» **Directions**:
Copy out every line that contains the word "WLAN".

⟨

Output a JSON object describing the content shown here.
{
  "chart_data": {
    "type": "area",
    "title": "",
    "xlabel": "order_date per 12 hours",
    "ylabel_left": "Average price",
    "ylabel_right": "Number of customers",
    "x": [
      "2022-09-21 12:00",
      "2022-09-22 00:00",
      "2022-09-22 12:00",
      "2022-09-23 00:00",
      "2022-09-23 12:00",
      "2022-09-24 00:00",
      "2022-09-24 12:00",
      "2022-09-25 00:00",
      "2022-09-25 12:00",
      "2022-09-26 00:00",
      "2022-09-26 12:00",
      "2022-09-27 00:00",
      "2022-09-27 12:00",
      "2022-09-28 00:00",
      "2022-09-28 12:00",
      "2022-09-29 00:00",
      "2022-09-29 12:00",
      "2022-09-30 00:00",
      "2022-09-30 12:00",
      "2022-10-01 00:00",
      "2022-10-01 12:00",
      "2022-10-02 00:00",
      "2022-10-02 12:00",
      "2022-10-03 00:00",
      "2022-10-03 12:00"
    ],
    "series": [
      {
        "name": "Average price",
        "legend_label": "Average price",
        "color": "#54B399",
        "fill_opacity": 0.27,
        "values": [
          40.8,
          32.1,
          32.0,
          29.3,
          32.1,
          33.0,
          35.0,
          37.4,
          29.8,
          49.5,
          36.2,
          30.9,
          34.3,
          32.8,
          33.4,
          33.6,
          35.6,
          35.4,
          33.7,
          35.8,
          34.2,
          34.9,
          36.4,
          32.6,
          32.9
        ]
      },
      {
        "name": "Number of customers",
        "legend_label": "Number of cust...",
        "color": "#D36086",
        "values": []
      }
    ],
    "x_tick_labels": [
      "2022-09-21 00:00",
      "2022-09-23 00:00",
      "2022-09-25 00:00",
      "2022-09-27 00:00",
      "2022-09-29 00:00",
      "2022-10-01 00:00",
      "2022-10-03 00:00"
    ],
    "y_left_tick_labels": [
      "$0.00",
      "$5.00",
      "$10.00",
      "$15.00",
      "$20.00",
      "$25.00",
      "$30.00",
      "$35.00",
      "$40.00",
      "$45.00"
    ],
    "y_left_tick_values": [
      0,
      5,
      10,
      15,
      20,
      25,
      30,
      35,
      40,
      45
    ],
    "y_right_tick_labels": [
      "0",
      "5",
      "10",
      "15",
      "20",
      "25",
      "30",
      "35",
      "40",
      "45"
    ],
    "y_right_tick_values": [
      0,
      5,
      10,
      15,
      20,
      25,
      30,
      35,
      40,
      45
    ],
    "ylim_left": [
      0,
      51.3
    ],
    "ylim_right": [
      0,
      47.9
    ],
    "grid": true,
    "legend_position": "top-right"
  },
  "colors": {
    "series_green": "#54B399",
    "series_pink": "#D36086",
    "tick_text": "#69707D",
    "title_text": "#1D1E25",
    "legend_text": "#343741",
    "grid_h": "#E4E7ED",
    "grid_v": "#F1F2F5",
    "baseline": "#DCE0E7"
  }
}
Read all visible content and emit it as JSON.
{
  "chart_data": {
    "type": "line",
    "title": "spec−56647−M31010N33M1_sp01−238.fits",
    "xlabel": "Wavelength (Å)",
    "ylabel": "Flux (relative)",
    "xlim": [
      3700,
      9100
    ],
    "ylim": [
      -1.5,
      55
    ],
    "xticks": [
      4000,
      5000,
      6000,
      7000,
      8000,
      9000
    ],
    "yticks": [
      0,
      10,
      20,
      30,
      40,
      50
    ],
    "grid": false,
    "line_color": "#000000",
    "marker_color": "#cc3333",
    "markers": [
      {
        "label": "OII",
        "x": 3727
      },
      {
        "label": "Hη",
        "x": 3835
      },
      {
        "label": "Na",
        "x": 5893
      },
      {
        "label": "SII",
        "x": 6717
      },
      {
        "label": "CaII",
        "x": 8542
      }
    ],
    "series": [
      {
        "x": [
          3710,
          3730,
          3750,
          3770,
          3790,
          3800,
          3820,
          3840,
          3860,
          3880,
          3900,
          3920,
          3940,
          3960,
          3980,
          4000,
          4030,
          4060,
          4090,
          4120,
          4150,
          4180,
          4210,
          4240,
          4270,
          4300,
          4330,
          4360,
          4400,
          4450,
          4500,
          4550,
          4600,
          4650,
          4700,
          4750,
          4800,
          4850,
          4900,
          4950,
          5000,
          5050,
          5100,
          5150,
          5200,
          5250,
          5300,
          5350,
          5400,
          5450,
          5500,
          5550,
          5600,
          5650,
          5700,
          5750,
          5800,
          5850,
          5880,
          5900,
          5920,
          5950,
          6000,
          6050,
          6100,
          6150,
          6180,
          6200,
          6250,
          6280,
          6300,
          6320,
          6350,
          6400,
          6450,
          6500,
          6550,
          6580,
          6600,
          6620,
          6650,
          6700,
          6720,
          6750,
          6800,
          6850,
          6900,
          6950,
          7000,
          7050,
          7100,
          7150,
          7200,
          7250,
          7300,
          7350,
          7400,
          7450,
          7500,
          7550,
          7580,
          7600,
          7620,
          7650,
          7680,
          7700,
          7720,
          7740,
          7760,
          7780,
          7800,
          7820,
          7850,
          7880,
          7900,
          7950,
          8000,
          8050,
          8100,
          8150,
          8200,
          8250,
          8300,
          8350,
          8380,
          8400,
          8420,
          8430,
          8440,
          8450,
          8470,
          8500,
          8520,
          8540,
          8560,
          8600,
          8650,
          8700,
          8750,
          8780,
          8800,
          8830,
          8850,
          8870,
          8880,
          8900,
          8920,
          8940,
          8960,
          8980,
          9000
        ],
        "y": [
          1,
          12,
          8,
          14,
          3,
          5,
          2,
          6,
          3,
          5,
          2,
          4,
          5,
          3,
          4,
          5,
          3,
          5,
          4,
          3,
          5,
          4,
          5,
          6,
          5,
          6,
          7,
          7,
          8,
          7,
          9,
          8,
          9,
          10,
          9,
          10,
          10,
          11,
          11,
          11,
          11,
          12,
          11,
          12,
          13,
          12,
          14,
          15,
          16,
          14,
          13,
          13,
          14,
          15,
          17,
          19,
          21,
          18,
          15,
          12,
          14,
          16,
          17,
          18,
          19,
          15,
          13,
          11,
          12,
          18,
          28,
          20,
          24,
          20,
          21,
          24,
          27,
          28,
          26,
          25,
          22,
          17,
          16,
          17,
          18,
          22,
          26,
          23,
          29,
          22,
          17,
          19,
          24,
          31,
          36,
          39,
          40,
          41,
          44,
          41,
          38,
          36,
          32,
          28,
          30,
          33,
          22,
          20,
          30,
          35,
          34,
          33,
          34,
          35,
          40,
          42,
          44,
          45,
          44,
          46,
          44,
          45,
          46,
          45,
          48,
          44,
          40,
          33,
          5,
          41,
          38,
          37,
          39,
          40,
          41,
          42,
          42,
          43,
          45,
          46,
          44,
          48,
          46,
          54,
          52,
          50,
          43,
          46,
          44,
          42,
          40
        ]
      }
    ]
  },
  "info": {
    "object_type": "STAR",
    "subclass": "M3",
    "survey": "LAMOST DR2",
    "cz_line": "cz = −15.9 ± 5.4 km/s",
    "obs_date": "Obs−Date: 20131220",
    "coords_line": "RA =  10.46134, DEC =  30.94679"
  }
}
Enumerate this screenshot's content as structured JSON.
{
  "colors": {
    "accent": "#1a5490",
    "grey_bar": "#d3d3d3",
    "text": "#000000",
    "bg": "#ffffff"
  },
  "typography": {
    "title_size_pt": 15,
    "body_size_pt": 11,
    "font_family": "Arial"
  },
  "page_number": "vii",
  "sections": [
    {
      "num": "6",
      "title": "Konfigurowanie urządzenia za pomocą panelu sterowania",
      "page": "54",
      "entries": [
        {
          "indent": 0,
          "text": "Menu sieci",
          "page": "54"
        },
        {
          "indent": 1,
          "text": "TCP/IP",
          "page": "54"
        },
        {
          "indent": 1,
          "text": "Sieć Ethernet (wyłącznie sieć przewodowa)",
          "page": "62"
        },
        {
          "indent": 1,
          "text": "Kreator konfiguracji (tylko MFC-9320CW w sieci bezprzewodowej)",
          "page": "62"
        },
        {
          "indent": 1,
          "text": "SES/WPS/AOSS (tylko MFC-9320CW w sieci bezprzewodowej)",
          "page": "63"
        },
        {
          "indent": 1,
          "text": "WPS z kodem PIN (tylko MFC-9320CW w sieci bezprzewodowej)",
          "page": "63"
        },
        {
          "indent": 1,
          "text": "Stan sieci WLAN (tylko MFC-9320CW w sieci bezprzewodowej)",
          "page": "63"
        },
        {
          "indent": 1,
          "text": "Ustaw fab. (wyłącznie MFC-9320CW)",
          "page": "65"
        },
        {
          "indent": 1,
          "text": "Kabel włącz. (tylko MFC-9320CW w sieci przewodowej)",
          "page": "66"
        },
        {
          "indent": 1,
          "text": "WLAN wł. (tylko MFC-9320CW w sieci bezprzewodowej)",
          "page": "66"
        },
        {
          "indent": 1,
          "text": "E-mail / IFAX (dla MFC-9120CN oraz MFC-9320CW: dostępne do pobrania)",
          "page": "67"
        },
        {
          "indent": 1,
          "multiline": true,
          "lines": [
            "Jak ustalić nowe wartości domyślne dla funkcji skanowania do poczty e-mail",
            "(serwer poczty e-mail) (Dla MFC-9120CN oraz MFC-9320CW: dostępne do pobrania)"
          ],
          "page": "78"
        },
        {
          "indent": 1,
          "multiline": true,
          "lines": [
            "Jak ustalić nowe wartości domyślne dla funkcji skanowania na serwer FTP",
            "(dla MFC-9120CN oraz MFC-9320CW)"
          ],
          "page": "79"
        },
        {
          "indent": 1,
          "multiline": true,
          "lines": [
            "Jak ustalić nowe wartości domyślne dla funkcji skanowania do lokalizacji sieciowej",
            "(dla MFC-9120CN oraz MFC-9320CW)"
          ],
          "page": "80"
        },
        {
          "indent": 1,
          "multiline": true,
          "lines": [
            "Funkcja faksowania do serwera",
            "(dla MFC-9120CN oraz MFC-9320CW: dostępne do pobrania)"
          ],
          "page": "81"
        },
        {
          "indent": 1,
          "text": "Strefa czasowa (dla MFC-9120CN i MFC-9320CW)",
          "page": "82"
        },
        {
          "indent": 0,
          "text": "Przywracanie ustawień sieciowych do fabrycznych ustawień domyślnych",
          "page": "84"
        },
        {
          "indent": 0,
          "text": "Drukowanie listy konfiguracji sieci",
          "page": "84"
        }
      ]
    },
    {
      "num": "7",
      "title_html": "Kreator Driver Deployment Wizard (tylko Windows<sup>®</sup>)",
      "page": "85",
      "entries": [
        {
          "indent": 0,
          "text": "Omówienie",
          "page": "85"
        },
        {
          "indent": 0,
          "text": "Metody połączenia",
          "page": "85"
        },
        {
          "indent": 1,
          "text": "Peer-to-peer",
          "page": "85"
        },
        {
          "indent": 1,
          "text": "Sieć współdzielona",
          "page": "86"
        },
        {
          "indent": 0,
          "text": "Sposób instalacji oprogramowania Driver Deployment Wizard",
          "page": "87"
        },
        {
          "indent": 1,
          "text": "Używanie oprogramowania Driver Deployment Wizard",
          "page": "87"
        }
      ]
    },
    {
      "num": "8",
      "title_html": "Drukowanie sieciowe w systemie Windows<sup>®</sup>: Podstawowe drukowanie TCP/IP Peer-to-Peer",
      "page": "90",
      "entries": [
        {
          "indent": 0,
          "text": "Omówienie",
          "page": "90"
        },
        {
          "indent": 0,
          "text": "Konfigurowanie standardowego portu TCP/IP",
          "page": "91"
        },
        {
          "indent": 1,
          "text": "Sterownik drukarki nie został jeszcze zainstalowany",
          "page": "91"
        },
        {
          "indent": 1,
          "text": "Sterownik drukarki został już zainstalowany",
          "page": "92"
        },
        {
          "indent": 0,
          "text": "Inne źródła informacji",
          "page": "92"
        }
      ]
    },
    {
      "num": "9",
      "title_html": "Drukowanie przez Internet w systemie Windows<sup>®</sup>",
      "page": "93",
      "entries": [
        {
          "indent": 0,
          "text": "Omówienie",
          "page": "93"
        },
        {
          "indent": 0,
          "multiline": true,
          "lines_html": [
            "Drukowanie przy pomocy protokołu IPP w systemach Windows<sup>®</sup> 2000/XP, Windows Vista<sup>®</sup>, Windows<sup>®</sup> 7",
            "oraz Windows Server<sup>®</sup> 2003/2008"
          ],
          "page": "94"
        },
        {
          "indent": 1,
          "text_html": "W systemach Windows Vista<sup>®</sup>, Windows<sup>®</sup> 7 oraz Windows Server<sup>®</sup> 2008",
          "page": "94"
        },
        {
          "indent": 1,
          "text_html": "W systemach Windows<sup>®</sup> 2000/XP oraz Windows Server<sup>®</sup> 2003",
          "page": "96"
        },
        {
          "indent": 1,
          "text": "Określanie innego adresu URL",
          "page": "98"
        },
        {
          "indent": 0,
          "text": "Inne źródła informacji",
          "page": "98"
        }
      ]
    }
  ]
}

⟩

» **Final answer**:
          "text": "Stan sieci WLAN (tylko MFC-9320CW w sieci bezprzewodowej)",
          "text": "WLAN wł. (tylko MFC-9320CW w sieci bezprzewodowej)",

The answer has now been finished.